GIVEN TASK: Write out the data below in full. Keep it exact.

DATA SHOWN:
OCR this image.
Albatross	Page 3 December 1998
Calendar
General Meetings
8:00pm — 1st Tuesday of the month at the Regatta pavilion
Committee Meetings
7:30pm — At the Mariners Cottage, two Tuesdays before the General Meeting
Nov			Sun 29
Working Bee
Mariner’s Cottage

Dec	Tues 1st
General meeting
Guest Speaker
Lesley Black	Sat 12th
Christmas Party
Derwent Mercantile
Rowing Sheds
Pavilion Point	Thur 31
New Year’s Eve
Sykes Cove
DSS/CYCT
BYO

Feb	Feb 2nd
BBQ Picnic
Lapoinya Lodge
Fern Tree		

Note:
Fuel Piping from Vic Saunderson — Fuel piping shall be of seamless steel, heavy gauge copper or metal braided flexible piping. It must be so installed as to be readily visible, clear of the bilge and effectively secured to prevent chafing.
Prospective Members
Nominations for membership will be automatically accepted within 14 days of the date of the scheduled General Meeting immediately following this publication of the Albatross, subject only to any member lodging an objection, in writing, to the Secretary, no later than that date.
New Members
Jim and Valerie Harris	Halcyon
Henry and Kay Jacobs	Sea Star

CORRECT OUTPUT:
OCR this image.
Albatross	Page 3 December 1998
Calendar
General Meetings
8:00pm — 1st Tuesday of the month at the Regatta pavilion
Committee Meetings
7:30pm — At the Mariners Cottage, two Tuesdays before the General Meeting
Nov			Sun 29
Working Bee
Mariner’s Cottage

Dec	Tues 1st
General meeting
Guest Speaker
Lesley Black	Sat 12th
Christmas Party
Derwent Mercantile
Rowing Sheds
Pavilion Point	Thur 31
New Year’s Eve
Sykes Cove
DSS/CYCT
BYO

Feb	Feb 2nd
BBQ Picnic
Lapoinya Lodge
Fern Tree		

Note:
Fuel Piping from Vic Saunderson — Fuel piping shall be of seamless steel, heavy gauge copper or metal braided flexible piping. It must be so installed as to be readily visible, clear of the bilge and effectively secured to prevent chafing.
Prospective Members
Nominations for membership will be automatically accepted within 14 days of the date of the scheduled General Meeting immediately following this publication of the Albatross, subject only to any member lodging an objection, in writing, to the Secretary, no later than that date.
New Members
Jim and Valerie Harris	Halcyon
Henry and Kay Jacobs	Sea Star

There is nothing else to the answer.